WHAT IS BEING ASKED
Reproduce the lines from the start of the records through the line that contains "legend-swatch [581, 237, 590, 246]", including both ends.

start RECORDED DATA

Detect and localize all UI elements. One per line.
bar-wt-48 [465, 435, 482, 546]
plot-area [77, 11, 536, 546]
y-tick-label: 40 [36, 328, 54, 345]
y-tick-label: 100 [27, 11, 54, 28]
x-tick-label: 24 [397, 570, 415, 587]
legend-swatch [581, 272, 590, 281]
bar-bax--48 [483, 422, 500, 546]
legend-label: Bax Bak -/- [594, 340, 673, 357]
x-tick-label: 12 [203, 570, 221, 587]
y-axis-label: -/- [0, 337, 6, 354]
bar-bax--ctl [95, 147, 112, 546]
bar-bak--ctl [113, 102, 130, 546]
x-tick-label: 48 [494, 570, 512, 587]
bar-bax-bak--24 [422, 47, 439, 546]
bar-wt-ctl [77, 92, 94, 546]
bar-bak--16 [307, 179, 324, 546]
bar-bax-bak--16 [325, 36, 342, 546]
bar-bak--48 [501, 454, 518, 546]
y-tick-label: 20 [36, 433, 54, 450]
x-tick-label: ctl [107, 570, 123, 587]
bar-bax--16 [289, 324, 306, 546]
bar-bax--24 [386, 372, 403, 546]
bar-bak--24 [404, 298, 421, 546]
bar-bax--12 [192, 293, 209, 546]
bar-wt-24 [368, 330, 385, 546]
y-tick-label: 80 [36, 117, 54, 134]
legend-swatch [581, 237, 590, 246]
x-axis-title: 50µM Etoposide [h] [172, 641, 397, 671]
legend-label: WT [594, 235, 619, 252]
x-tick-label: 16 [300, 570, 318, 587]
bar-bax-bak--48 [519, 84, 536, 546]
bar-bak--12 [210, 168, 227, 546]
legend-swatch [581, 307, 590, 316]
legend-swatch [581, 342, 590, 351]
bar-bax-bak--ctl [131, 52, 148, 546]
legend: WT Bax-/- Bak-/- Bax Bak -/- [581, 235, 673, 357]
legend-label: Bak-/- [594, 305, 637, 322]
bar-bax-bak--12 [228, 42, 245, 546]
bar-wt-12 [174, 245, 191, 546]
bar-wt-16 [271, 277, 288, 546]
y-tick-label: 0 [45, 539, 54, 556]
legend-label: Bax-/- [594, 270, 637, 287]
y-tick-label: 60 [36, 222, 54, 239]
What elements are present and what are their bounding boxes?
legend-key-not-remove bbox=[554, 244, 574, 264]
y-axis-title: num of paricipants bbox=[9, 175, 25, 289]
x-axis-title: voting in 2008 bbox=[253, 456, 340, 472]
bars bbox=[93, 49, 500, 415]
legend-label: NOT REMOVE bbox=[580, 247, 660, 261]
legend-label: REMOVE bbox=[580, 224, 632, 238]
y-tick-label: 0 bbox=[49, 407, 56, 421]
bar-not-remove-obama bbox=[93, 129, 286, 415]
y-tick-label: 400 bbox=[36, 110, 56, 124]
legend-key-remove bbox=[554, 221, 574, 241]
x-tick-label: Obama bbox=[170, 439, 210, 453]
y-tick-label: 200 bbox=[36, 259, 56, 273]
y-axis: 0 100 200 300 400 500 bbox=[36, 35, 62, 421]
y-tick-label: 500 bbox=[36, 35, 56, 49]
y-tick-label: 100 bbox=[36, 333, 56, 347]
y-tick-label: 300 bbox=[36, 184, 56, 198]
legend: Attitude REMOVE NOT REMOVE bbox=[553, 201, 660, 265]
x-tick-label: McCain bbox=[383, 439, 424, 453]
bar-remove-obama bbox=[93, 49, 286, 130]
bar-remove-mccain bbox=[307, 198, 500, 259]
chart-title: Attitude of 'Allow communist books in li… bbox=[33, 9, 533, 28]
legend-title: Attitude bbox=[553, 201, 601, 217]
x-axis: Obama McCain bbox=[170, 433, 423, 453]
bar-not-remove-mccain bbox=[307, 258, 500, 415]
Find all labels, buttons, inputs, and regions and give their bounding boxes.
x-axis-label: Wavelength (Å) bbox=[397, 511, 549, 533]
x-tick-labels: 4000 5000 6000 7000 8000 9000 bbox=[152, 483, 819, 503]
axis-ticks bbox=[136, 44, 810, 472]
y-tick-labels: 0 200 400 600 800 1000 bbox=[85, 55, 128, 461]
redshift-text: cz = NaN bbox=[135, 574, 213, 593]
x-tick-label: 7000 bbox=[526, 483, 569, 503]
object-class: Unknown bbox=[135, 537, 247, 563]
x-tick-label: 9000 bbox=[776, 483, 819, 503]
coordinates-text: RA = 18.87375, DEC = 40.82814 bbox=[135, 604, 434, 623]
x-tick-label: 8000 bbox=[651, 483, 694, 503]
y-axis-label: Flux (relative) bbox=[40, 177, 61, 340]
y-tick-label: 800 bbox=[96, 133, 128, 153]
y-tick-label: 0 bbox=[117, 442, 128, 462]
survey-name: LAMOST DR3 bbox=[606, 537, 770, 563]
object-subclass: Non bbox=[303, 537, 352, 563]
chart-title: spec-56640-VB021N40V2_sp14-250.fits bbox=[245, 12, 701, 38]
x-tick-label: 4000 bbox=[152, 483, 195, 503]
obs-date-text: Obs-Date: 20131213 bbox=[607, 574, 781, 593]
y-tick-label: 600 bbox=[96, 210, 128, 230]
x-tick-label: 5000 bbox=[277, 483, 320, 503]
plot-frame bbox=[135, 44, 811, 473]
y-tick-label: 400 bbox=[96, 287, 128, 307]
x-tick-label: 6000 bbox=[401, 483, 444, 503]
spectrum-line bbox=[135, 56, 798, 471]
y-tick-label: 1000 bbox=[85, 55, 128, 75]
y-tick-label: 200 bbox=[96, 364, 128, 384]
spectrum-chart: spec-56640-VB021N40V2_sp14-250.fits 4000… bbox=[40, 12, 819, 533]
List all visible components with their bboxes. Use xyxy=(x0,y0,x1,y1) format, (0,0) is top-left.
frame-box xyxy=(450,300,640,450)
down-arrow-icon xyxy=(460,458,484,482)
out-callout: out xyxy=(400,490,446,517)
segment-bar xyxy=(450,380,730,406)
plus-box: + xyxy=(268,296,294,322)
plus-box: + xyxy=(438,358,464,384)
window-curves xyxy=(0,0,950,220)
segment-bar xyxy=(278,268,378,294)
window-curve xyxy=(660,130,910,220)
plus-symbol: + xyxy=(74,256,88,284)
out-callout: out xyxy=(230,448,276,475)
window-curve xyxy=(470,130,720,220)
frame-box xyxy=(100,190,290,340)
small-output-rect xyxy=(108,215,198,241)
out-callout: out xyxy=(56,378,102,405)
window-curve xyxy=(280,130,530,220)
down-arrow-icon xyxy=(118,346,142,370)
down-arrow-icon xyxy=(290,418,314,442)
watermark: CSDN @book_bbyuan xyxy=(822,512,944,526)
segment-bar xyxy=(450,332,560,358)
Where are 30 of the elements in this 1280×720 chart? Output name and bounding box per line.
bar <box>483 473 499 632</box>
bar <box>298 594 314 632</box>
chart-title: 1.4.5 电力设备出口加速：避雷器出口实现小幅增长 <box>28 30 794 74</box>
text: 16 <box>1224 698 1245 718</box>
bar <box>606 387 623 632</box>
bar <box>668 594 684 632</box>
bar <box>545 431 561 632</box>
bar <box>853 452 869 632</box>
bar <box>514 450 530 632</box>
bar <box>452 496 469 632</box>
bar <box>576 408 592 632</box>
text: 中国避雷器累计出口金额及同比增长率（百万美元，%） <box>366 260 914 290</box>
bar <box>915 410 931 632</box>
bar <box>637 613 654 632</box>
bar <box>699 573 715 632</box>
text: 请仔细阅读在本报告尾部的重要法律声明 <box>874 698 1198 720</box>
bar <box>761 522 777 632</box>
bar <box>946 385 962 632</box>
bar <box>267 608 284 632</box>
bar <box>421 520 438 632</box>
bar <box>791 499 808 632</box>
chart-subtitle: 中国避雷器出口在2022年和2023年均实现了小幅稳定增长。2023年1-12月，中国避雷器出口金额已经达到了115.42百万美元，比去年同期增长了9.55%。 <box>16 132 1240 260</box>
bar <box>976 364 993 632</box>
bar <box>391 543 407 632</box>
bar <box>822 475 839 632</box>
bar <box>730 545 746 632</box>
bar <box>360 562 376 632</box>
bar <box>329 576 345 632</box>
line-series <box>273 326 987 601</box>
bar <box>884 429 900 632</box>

end RECORDED DATA

SOLUTION
Detect and localize all UI elements. One per line.
bar-wt-48 [465, 435, 482, 546]
plot-area [77, 11, 536, 546]
y-tick-label: 40 [36, 328, 54, 345]
y-tick-label: 100 [27, 11, 54, 28]
x-tick-label: 24 [397, 570, 415, 587]
legend-swatch [581, 272, 590, 281]
bar-bax--48 [483, 422, 500, 546]
legend-label: Bax Bak -/- [594, 340, 673, 357]
x-tick-label: 12 [203, 570, 221, 587]
y-axis-label: -/- [0, 337, 6, 354]
bar-bax--ctl [95, 147, 112, 546]
bar-bak--ctl [113, 102, 130, 546]
x-tick-label: 48 [494, 570, 512, 587]
bar-bax-bak--24 [422, 47, 439, 546]
bar-wt-ctl [77, 92, 94, 546]
bar-bak--16 [307, 179, 324, 546]
bar-bax-bak--16 [325, 36, 342, 546]
bar-bak--48 [501, 454, 518, 546]
y-tick-label: 20 [36, 433, 54, 450]
x-tick-label: ctl [107, 570, 123, 587]
bar-bax--16 [289, 324, 306, 546]
bar-bax--24 [386, 372, 403, 546]
bar-bak--24 [404, 298, 421, 546]
bar-bax--12 [192, 293, 209, 546]
bar-wt-24 [368, 330, 385, 546]
y-tick-label: 80 [36, 117, 54, 134]
legend-swatch [581, 237, 590, 246]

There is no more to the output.